**SUPPLIED RECORDS**
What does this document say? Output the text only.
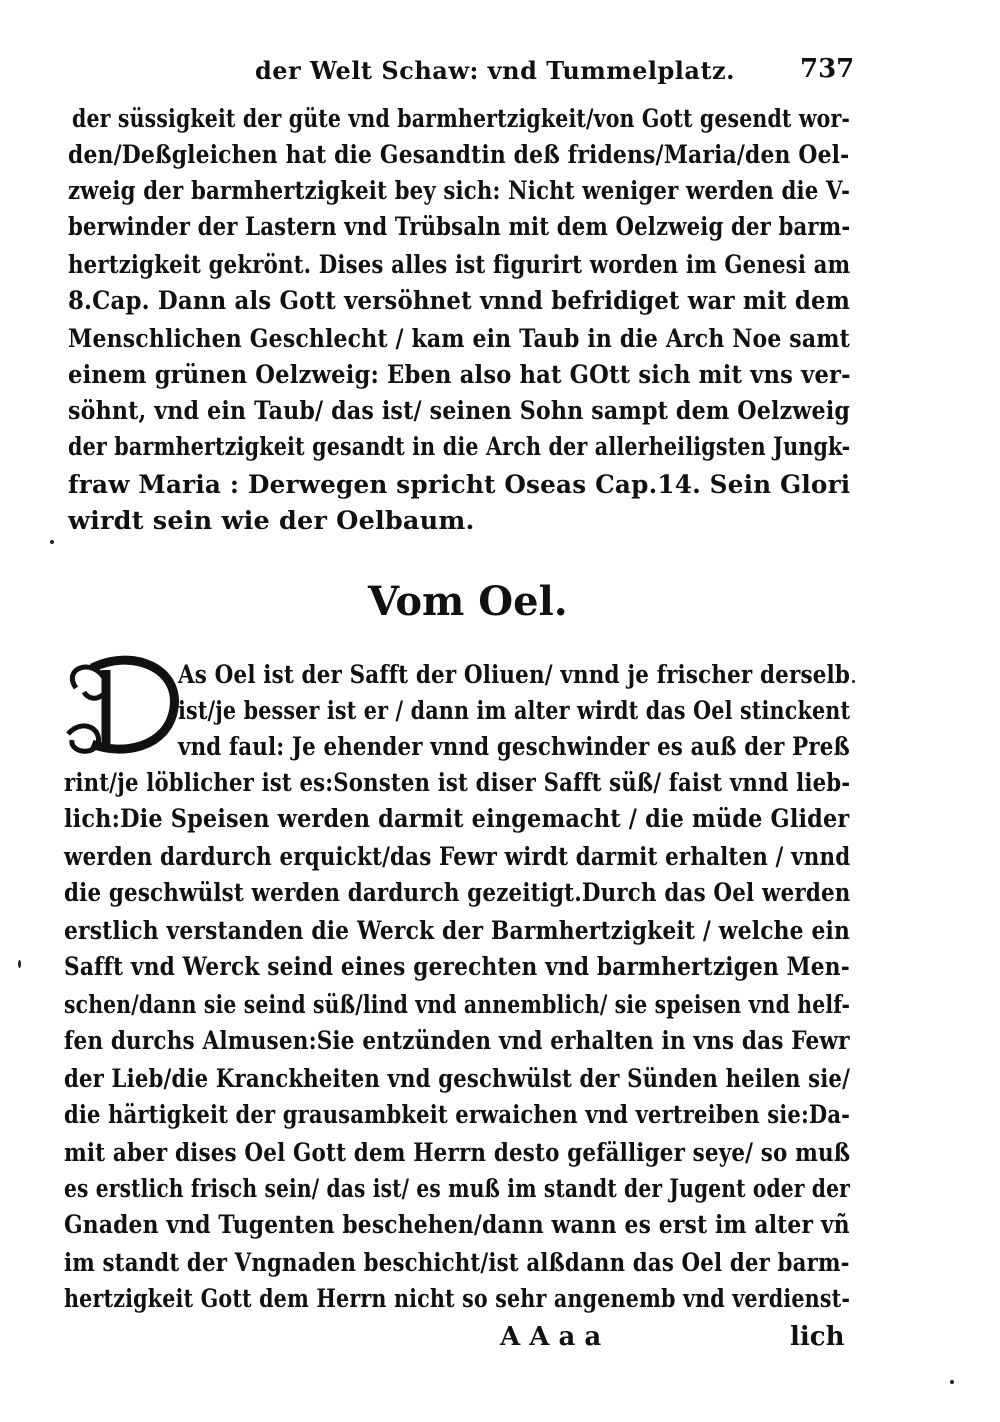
der Welt Schaw: vnd Tummelplatz. 737
der süssigkeit der güte vnd barmhertzigkeit/von Gott gesendt wor-
den/Deßgleichen hat die Gesandtin deß fridens/Maria/den Oel-
zweig der barmhertzigkeit bey sich: Nicht weniger werden die V-
berwinder der Lastern vnd Trübsaln mit dem Oelzweig der barm-
hertzigkeit gekrönt. Dises alles ist figurirt worden im Genesi am
8.Cap. Dann als Gott versöhnet vnnd befridiget war mit dem
Menschlichen Geschlecht / kam ein Taub in die Arch Noe samt
einem grünen Oelzweig: Eben also hat GOtt sich mit vns ver-
söhnt, vnd ein Taub/ das ist/ seinen Sohn sampt dem Oelzweig
der barmhertzigkeit gesandt in die Arch der allerheiligsten Jungk-
fraw Maria : Derwegen spricht Oseas Cap.14. Sein Glori
wirdt sein wie der Oelbaum.
Vom Oel.
D
As Oel ist der Safft der Oliuen/ vnnd je frischer derselb
ist/je besser ist er / dann im alter wirdt das Oel stinckent
vnd faul: Je ehender vnnd geschwinder es auß der Preß
rint/je löblicher ist es:Sonsten ist diser Safft süß/ faist vnnd lieb-
lich:Die Speisen werden darmit eingemacht / die müde Glider
werden dardurch erquickt/das Fewr wirdt darmit erhalten / vnnd
die geschwülst werden dardurch gezeitigt.Durch das Oel werden
erstlich verstanden die Werck der Barmhertzigkeit / welche ein
Safft vnd Werck seind eines gerechten vnd barmhertzigen Men-
schen/dann sie seind süß/lind vnd annemblich/ sie speisen vnd helf-
fen durchs Almusen:Sie entzünden vnd erhalten in vns das Fewr
der Lieb/die Kranckheiten vnd geschwülst der Sünden heilen sie/
die härtigkeit der grausambkeit erwaichen vnd vertreiben sie:Da-
mit aber dises Oel Gott dem Herrn desto gefälliger seye/ so muß
es erstlich frisch sein/ das ist/ es muß im standt der Jugent oder der
Gnaden vnd Tugenten beschehen/dann wann es erst im alter vñ
im standt der Vngnaden beschicht/ist alßdann das Oel der barm-
hertzigkeit Gott dem Herrn nicht so sehr angenemb vnd verdienst-
A A a a	lich
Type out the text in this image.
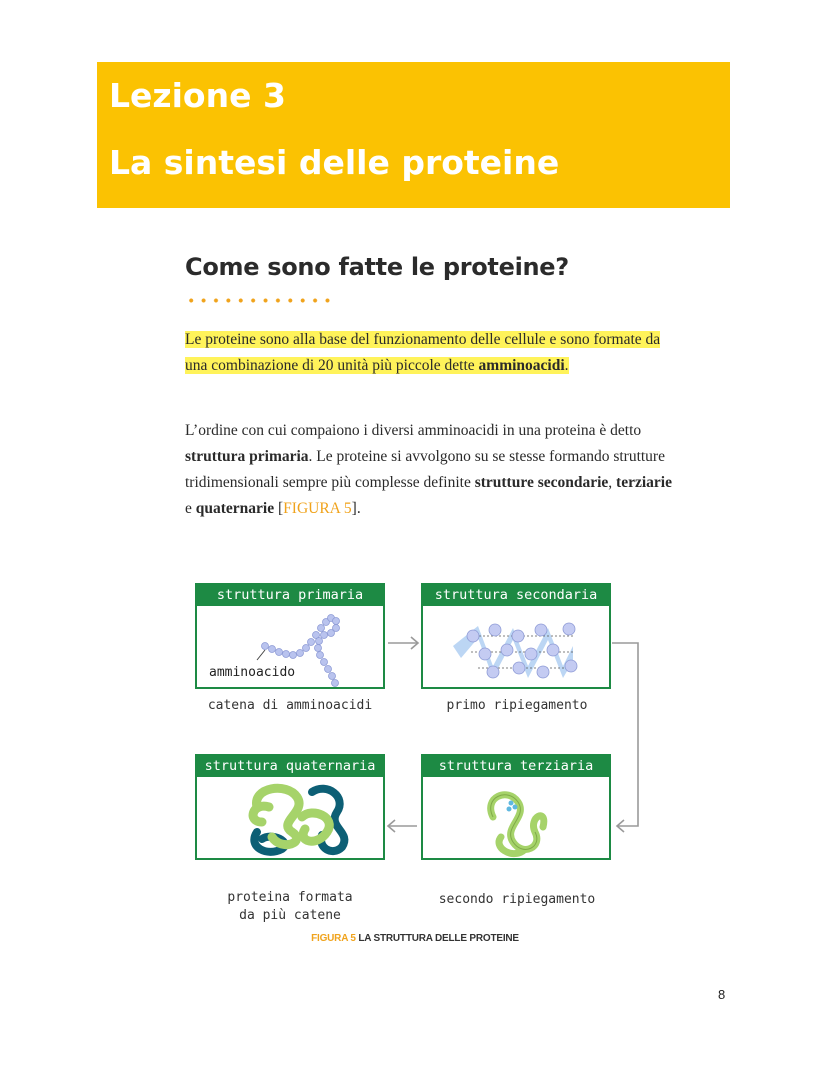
Lezione 3
La sintesi delle proteine
Come sono fatte le proteine?
Le proteine sono alla base del funzionamento delle cellule e sono formate da una combinazione di 20 unità più piccole dette amminoacidi.
L’ordine con cui compaiono i diversi amminoacidi in una proteina è detto struttura primaria. Le proteine si avvolgono su se stesse formando strutture tridimensionali sempre più complesse definite strutture secondarie, terziarie e quaternarie [FIGURA 5].
struttura primaria
amminoacido
struttura secondaria
struttura terziaria
struttura quaternaria
catena di amminoacidi	primo ripiegamento
secondo ripiegamento
proteina formata
da più catene
FIGURA 5 LA STRUTTURA DELLE PROTEINE
8
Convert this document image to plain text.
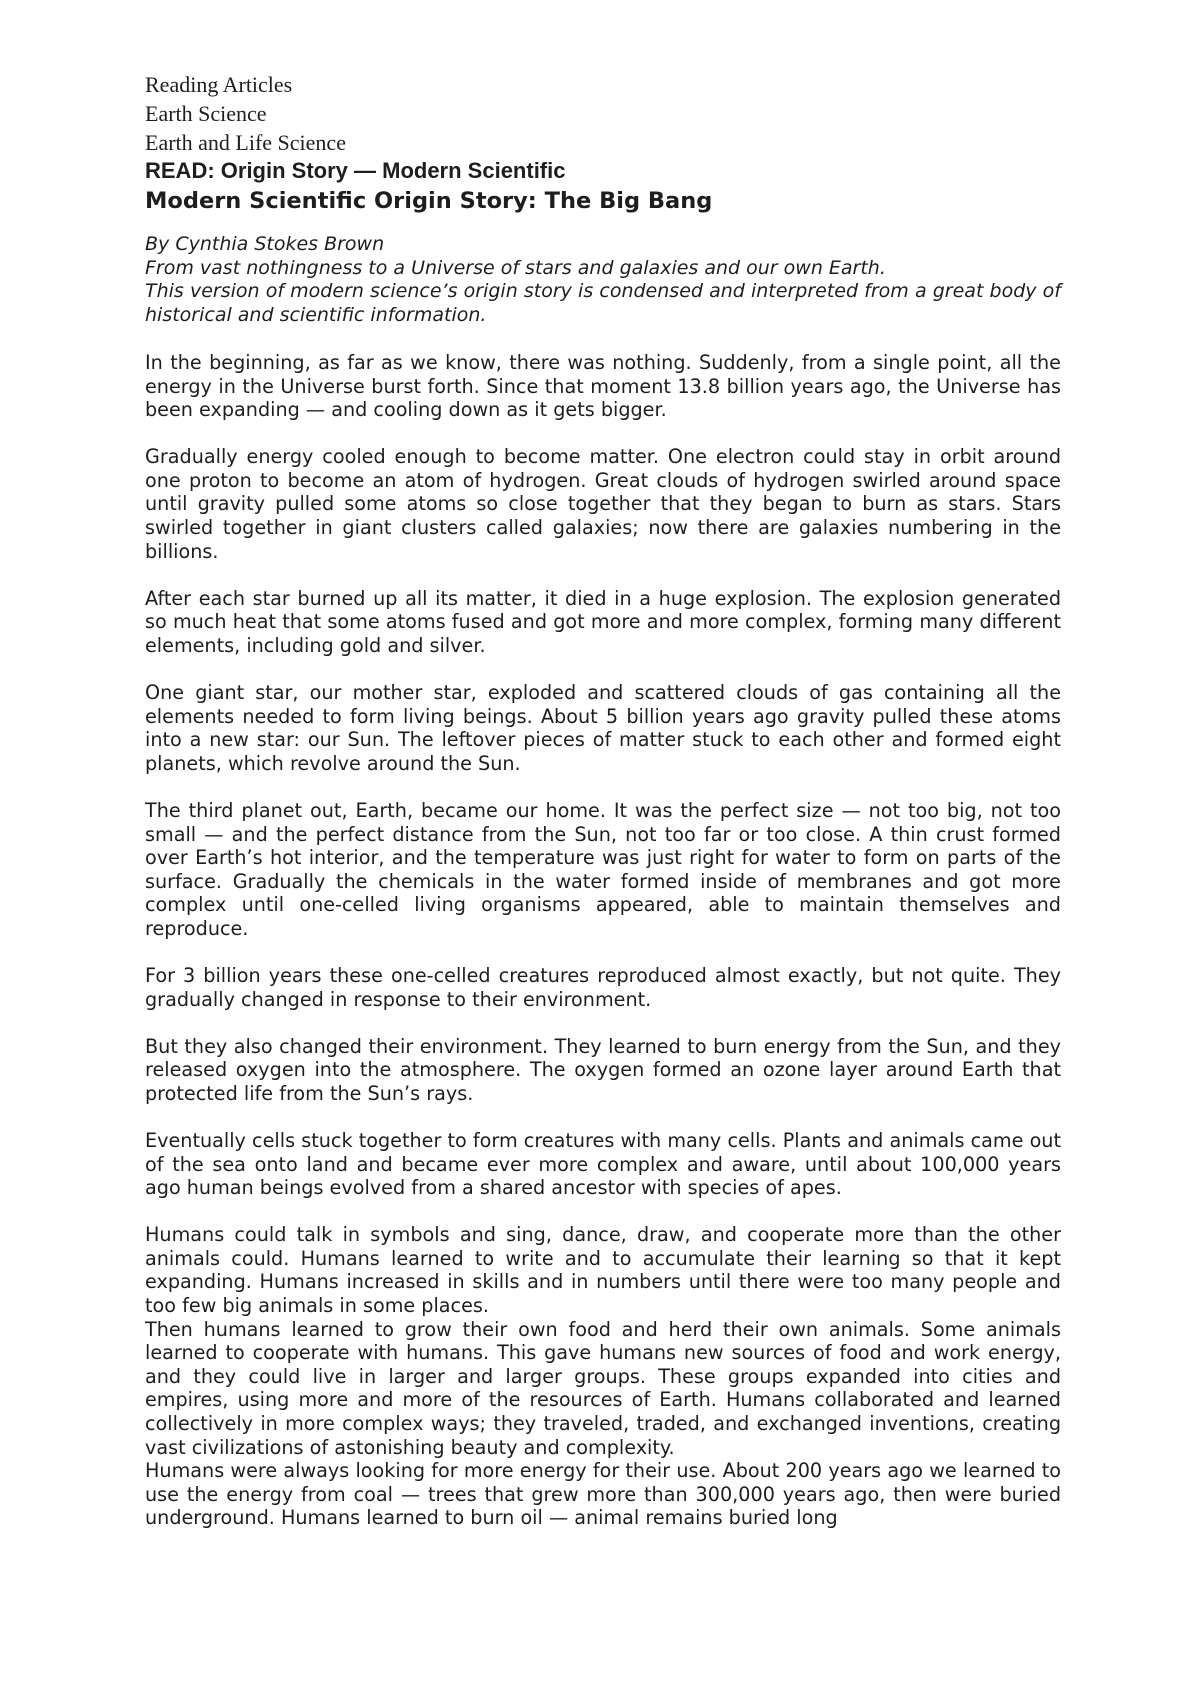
Reading Articles

Earth Science

Earth and Life Science

READ: Origin Story — Modern Scientific
Modern Scientific Origin Story: The Big Bang

By Cynthia Stokes Brown

From vast nothingness to a Universe of stars and galaxies and our own Earth.

This version of modern science’s origin story is condensed and interpreted from a great body of historical and scientific information.

In the beginning, as far as we know, there was nothing. Suddenly, from a single point, all the energy in the Universe burst forth. Since that moment 13.8 billion years ago, the Universe has been expanding — and cooling down as it gets bigger.

Gradually energy cooled enough to become matter. One electron could stay in orbit around one proton to become an atom of hydrogen. Great clouds of hydrogen swirled around space until gravity pulled some atoms so close together that they began to burn as stars. Stars swirled together in giant clusters called galaxies; now there are galaxies numbering in the billions.

After each star burned up all its matter, it died in a huge explosion. The explosion generated so much heat that some atoms fused and got more and more complex, forming many different elements, including gold and silver.

One giant star, our mother star, exploded and scattered clouds of gas containing all the elements needed to form living beings. About 5 billion years ago gravity pulled these atoms into a new star: our Sun. The leftover pieces of matter stuck to each other and formed eight planets, which revolve around the Sun.

The third planet out, Earth, became our home. It was the perfect size — not too big, not too small — and the perfect distance from the Sun, not too far or too close. A thin crust formed over Earth’s hot interior, and the temperature was just right for water to form on parts of the surface. Gradually the chemicals in the water formed inside of membranes and got more complex until one-celled living organisms appeared, able to maintain themselves and reproduce.

For 3 billion years these one-celled creatures reproduced almost exactly, but not quite. They gradually changed in response to their environment.

But they also changed their environment. They learned to burn energy from the Sun, and they released oxygen into the atmosphere. The oxygen formed an ozone layer around Earth that protected life from the Sun’s rays.

Eventually cells stuck together to form creatures with many cells. Plants and animals came out of the sea onto land and became ever more complex and aware, until about 100,000 years ago human beings evolved from a shared ancestor with species of apes.

Humans could talk in symbols and sing, dance, draw, and cooperate more than the other animals could. Humans learned to write and to accumulate their learning so that it kept expanding. Humans increased in skills and in numbers until there were too many people and too few big animals in some places.

Then humans learned to grow their own food and herd their own animals. Some animals learned to cooperate with humans. This gave humans new sources of food and work energy, and they could live in larger and larger groups. These groups expanded into cities and empires, using more and more of the resources of Earth. Humans collaborated and learned collectively in more complex ways; they traveled, traded, and exchanged inventions, creating vast civilizations of astonishing beauty and complexity.

Humans were always looking for more energy for their use. About 200 years ago we learned to use the energy from coal — trees that grew more than 300,000 years ago, then were buried underground. Humans learned to burn oil — animal remains buried long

**WHAT IS REQUIRED**
Word for word, print every record, and leave out any picture.

**ANSWER BELOW**
What does this document say? Output the text only.
der Welt Schaw: vnd Tummelplatz. 737
der süssigkeit der güte vnd barmhertzigkeit/von Gott gesendt wor-
den/Deßgleichen hat die Gesandtin deß fridens/Maria/den Oel-
zweig der barmhertzigkeit bey sich: Nicht weniger werden die V-
berwinder der Lastern vnd Trübsaln mit dem Oelzweig der barm-
hertzigkeit gekrönt. Dises alles ist figurirt worden im Genesi am
8.Cap. Dann als Gott versöhnet vnnd befridiget war mit dem
Menschlichen Geschlecht / kam ein Taub in die Arch Noe samt
einem grünen Oelzweig: Eben also hat GOtt sich mit vns ver-
söhnt, vnd ein Taub/ das ist/ seinen Sohn sampt dem Oelzweig
der barmhertzigkeit gesandt in die Arch der allerheiligsten Jungk-
fraw Maria : Derwegen spricht Oseas Cap.14. Sein Glori
wirdt sein wie der Oelbaum.
Vom Oel.
D
As Oel ist der Safft der Oliuen/ vnnd je frischer derselb
ist/je besser ist er / dann im alter wirdt das Oel stinckent
vnd faul: Je ehender vnnd geschwinder es auß der Preß
rint/je löblicher ist es:Sonsten ist diser Safft süß/ faist vnnd lieb-
lich:Die Speisen werden darmit eingemacht / die müde Glider
werden dardurch erquickt/das Fewr wirdt darmit erhalten / vnnd
die geschwülst werden dardurch gezeitigt.Durch das Oel werden
erstlich verstanden die Werck der Barmhertzigkeit / welche ein
Safft vnd Werck seind eines gerechten vnd barmhertzigen Men-
schen/dann sie seind süß/lind vnd annemblich/ sie speisen vnd helf-
fen durchs Almusen:Sie entzünden vnd erhalten in vns das Fewr
der Lieb/die Kranckheiten vnd geschwülst der Sünden heilen sie/
die härtigkeit der grausambkeit erwaichen vnd vertreiben sie:Da-
mit aber dises Oel Gott dem Herrn desto gefälliger seye/ so muß
es erstlich frisch sein/ das ist/ es muß im standt der Jugent oder der
Gnaden vnd Tugenten beschehen/dann wann es erst im alter vñ
im standt der Vngnaden beschicht/ist alßdann das Oel der barm-
hertzigkeit Gott dem Herrn nicht so sehr angenemb vnd verdienst-
A A a a	lich
Type out the text in this image.
Lezione 3
La sintesi delle proteine
Come sono fatte le proteine?
Le proteine sono alla base del funzionamento delle cellule e sono formate da una combinazione di 20 unità più piccole dette amminoacidi.
L’ordine con cui compaiono i diversi amminoacidi in una proteina è detto struttura primaria. Le proteine si avvolgono su se stesse formando strutture tridimensionali sempre più complesse definite strutture secondarie, terziarie e quaternarie [FIGURA 5].
struttura primaria
amminoacido
struttura secondaria
struttura terziaria
struttura quaternaria
catena di amminoacidi	primo ripiegamento
secondo ripiegamento
proteina formata
da più catene
FIGURA 5 LA STRUTTURA DELLE PROTEINE
8
Convert this document image to plain text.
Reading Articles

Earth Science

Earth and Life Science

READ: Origin Story — Modern Scientific
Modern Scientific Origin Story: The Big Bang

By Cynthia Stokes Brown

From vast nothingness to a Universe of stars and galaxies and our own Earth.

This version of modern science’s origin story is condensed and interpreted from a great body of historical and scientific information.

In the beginning, as far as we know, there was nothing. Suddenly, from a single point, all the energy in the Universe burst forth. Since that moment 13.8 billion years ago, the Universe has been expanding — and cooling down as it gets bigger.

Gradually energy cooled enough to become matter. One electron could stay in orbit around one proton to become an atom of hydrogen. Great clouds of hydrogen swirled around space until gravity pulled some atoms so close together that they began to burn as stars. Stars swirled together in giant clusters called galaxies; now there are galaxies numbering in the billions.

After each star burned up all its matter, it died in a huge explosion. The explosion generated so much heat that some atoms fused and got more and more complex, forming many different elements, including gold and silver.

One giant star, our mother star, exploded and scattered clouds of gas containing all the elements needed to form living beings. About 5 billion years ago gravity pulled these atoms into a new star: our Sun. The leftover pieces of matter stuck to each other and formed eight planets, which revolve around the Sun.

The third planet out, Earth, became our home. It was the perfect size — not too big, not too small — and the perfect distance from the Sun, not too far or too close. A thin crust formed over Earth’s hot interior, and the temperature was just right for water to form on parts of the surface. Gradually the chemicals in the water formed inside of membranes and got more complex until one-celled living organisms appeared, able to maintain themselves and reproduce.

For 3 billion years these one-celled creatures reproduced almost exactly, but not quite. They gradually changed in response to their environment.

But they also changed their environment. They learned to burn energy from the Sun, and they released oxygen into the atmosphere. The oxygen formed an ozone layer around Earth that protected life from the Sun’s rays.

Eventually cells stuck together to form creatures with many cells. Plants and animals came out of the sea onto land and became ever more complex and aware, until about 100,000 years ago human beings evolved from a shared ancestor with species of apes.

Humans could talk in symbols and sing, dance, draw, and cooperate more than the other animals could. Humans learned to write and to accumulate their learning so that it kept expanding. Humans increased in skills and in numbers until there were too many people and too few big animals in some places.

Then humans learned to grow their own food and herd their own animals. Some animals learned to cooperate with humans. This gave humans new sources of food and work energy, and they could live in larger and larger groups. These groups expanded into cities and empires, using more and more of the resources of Earth. Humans collaborated and learned collectively in more complex ways; they traveled, traded, and exchanged inventions, creating vast civilizations of astonishing beauty and complexity.

Humans were always looking for more energy for their use. About 200 years ago we learned to use the energy from coal — trees that grew more than 300,000 years ago, then were buried underground. Humans learned to burn oil — animal remains buried long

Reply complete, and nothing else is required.